** Begin **

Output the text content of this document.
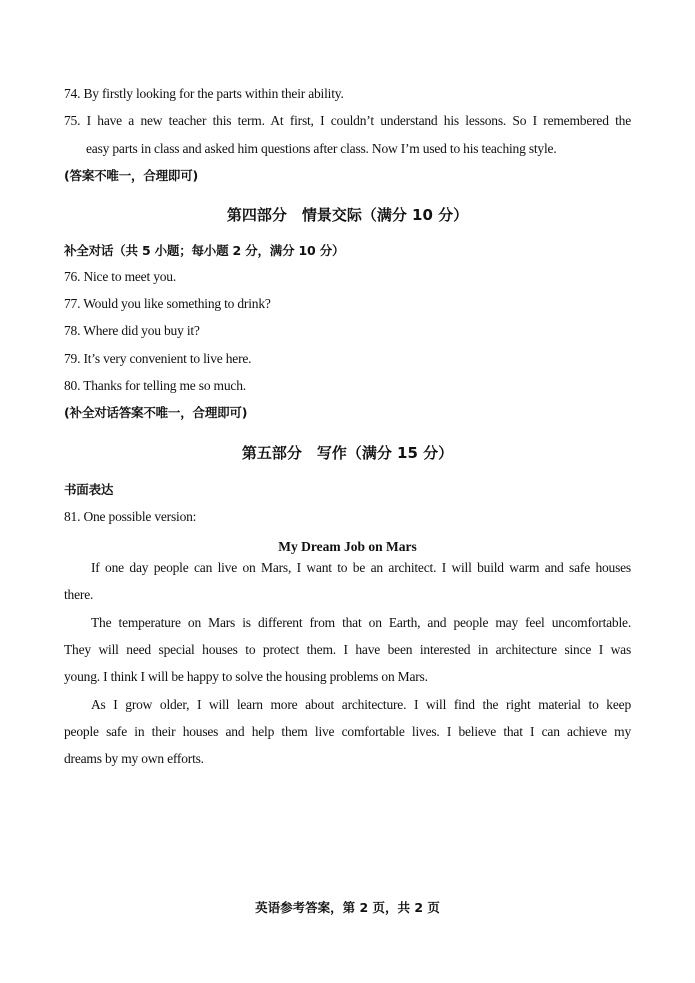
74. By firstly looking for the parts within their ability.
75. I have a new teacher this term. At first, I couldn’t understand his lessons. So I remembered the
easy parts in class and asked him questions after class. Now I’m used to his teaching style.
(答案不唯一，合理即可)
第四部分　情景交际（满分 10 分）
补全对话（共 5 小题；每小题 2 分，满分 10 分）
76. Nice to meet you.
77. Would you like something to drink?
78. Where did you buy it?
79. It’s very convenient to live here.
80. Thanks for telling me so much.
(补全对话答案不唯一，合理即可)
第五部分　写作（满分 15 分）
书面表达
81. One possible version:
My Dream Job on Mars
If one day people can live on Mars, I want to be an architect. I will build warm and safe houses
there.
The temperature on Mars is different from that on Earth, and people may feel uncomfortable.
They will need special houses to protect them. I have been interested in architecture since I was
young. I think I will be happy to solve the housing problems on Mars.
As I grow older, I will learn more about architecture. I will find the right material to keep
people safe in their houses and help them live comfortable lives. I believe that I can achieve my
dreams by my own efforts.
英语参考答案，第 2 页，共 2 页
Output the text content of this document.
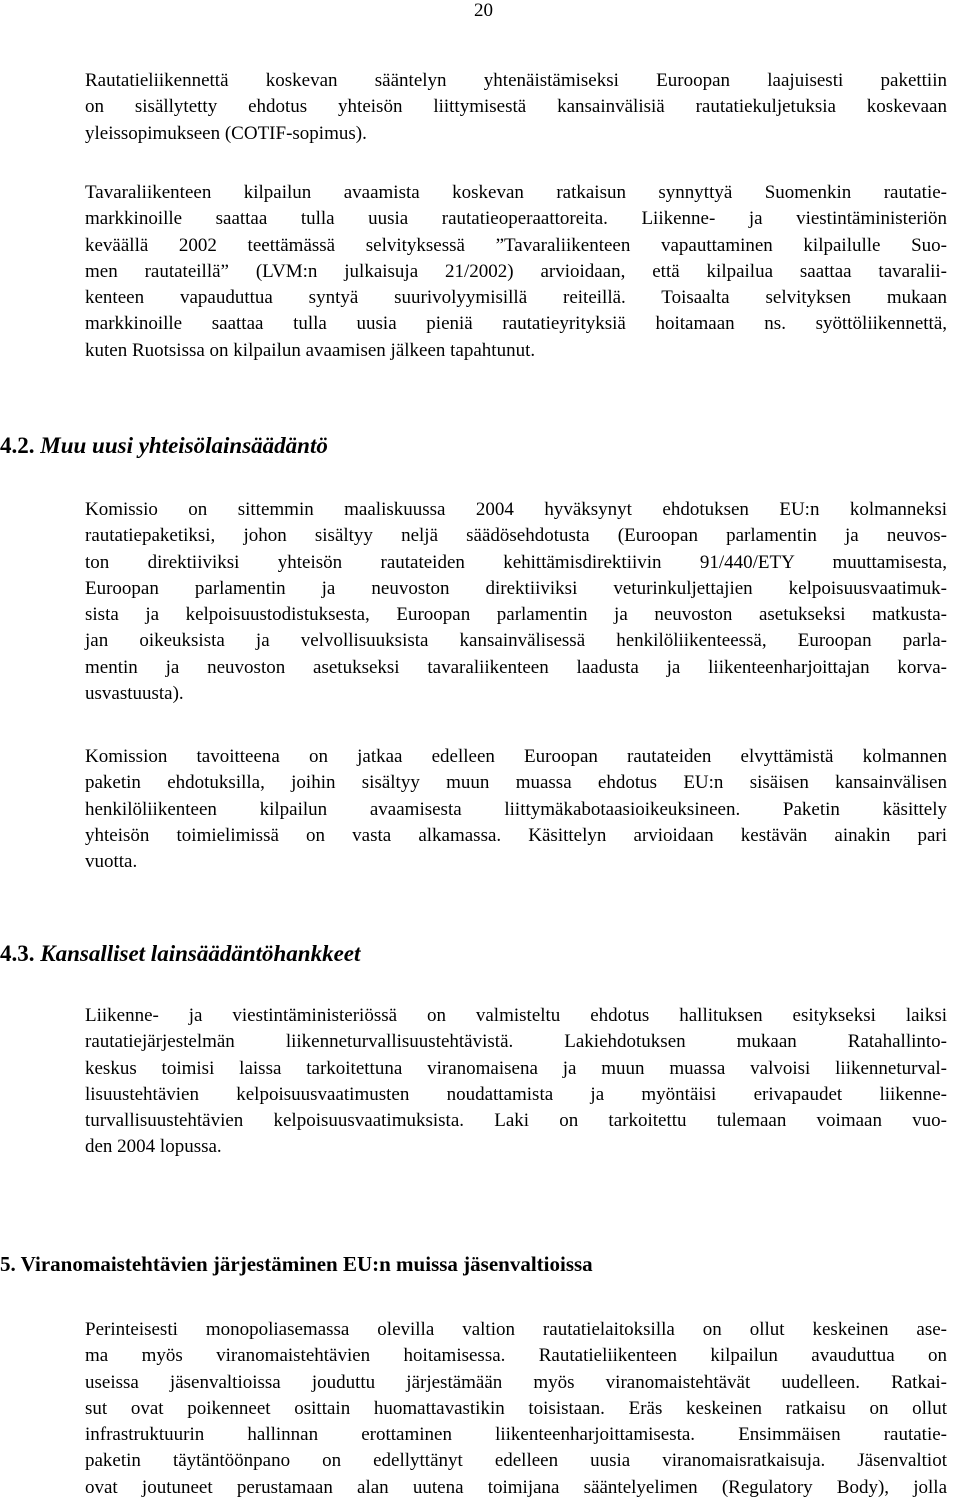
20
Rautatieliikennettä koskevan sääntelyn yhtenäistämiseksi Euroopan laajuisesti pakettiin
on sisällytetty ehdotus yhteisön liittymisestä kansainvälisiä rautatiekuljetuksia koskevaan
yleissopimukseen (COTIF-sopimus).
Tavaraliikenteen kilpailun avaamista koskevan ratkaisun synnyttyä Suomenkin rautatie-
markkinoille saattaa tulla uusia rautatieoperaattoreita. Liikenne- ja viestintäministeriön
keväällä 2002 teettämässä selvityksessä ”Tavaraliikenteen vapauttaminen kilpailulle Suo-
men rautateillä” (LVM:n julkaisuja 21/2002) arvioidaan, että kilpailua saattaa tavaralii-
kenteen vapauduttua syntyä suurivolyymisillä reiteillä. Toisaalta selvityksen mukaan
markkinoille saattaa tulla uusia pieniä rautatieyrityksiä hoitamaan ns. syöttöliikennettä,
kuten Ruotsissa on kilpailun avaamisen jälkeen tapahtunut.
4.2. Muu uusi yhteisölainsäädäntö
Komissio on sittemmin maaliskuussa 2004 hyväksynyt ehdotuksen EU:n kolmanneksi
rautatiepaketiksi, johon sisältyy neljä säädösehdotusta (Euroopan parlamentin ja neuvos-
ton direktiiviksi yhteisön rautateiden kehittämisdirektiivin 91/440/ETY muuttamisesta,
Euroopan parlamentin ja neuvoston direktiiviksi veturinkuljettajien kelpoisuusvaatimuk-
sista ja kelpoisuustodistuksesta, Euroopan parlamentin ja neuvoston asetukseksi matkusta-
jan oikeuksista ja velvollisuuksista kansainvälisessä henkilöliikenteessä, Euroopan parla-
mentin ja neuvoston asetukseksi tavaraliikenteen laadusta ja liikenteenharjoittajan korva-
usvastuusta).
Komission tavoitteena on jatkaa edelleen Euroopan rautateiden elvyttämistä kolmannen
paketin ehdotuksilla, joihin sisältyy muun muassa ehdotus EU:n sisäisen kansainvälisen
henkilöliikenteen kilpailun avaamisesta liittymäkabotaasioikeuksineen. Paketin käsittely
yhteisön toimielimissä on vasta alkamassa. Käsittelyn arvioidaan kestävän ainakin pari
vuotta.
4.3. Kansalliset lainsäädäntöhankkeet
Liikenne- ja viestintäministeriössä on valmisteltu ehdotus hallituksen esitykseksi laiksi
rautatiejärjestelmän liikenneturvallisuustehtävistä. Lakiehdotuksen mukaan Ratahallinto-
keskus toimisi laissa tarkoitettuna viranomaisena ja muun muassa valvoisi liikenneturval-
lisuustehtävien kelpoisuusvaatimusten noudattamista ja myöntäisi erivapaudet liikenne-
turvallisuustehtävien kelpoisuusvaatimuksista. Laki on tarkoitettu tulemaan voimaan vuo-
den 2004 lopussa.
5. Viranomaistehtävien järjestäminen EU:n muissa jäsenvaltioissa
Perinteisesti monopoliasemassa olevilla valtion rautatielaitoksilla on ollut keskeinen ase-
ma myös viranomaistehtävien hoitamisessa. Rautatieliikenteen kilpailun avauduttua on
useissa jäsenvaltioissa jouduttu järjestämään myös viranomaistehtävät uudelleen. Ratkai-
sut ovat poikenneet osittain huomattavastikin toisistaan. Eräs keskeinen ratkaisu on ollut
infrastruktuurin hallinnan erottaminen liikenteenharjoittamisesta. Ensimmäisen rautatie-
paketin täytäntöönpano on edellyttänyt edelleen uusia viranomaisratkaisuja. Jäsenvaltiot
ovat joutuneet perustamaan alan uutena toimijana sääntelyelimen (Regulatory Body), jolla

** End **

- DIRECTIVE
In the entries above, find every line with the word "koskevan" and list it.

- ANSWER BELOW
Rautatieliikennettä koskevan sääntelyn yhtenäistämiseksi Euroopan laajuisesti pakettiin
Tavaraliikenteen kilpailun avaamista koskevan ratkaisun synnyttyä Suomenkin rautatie-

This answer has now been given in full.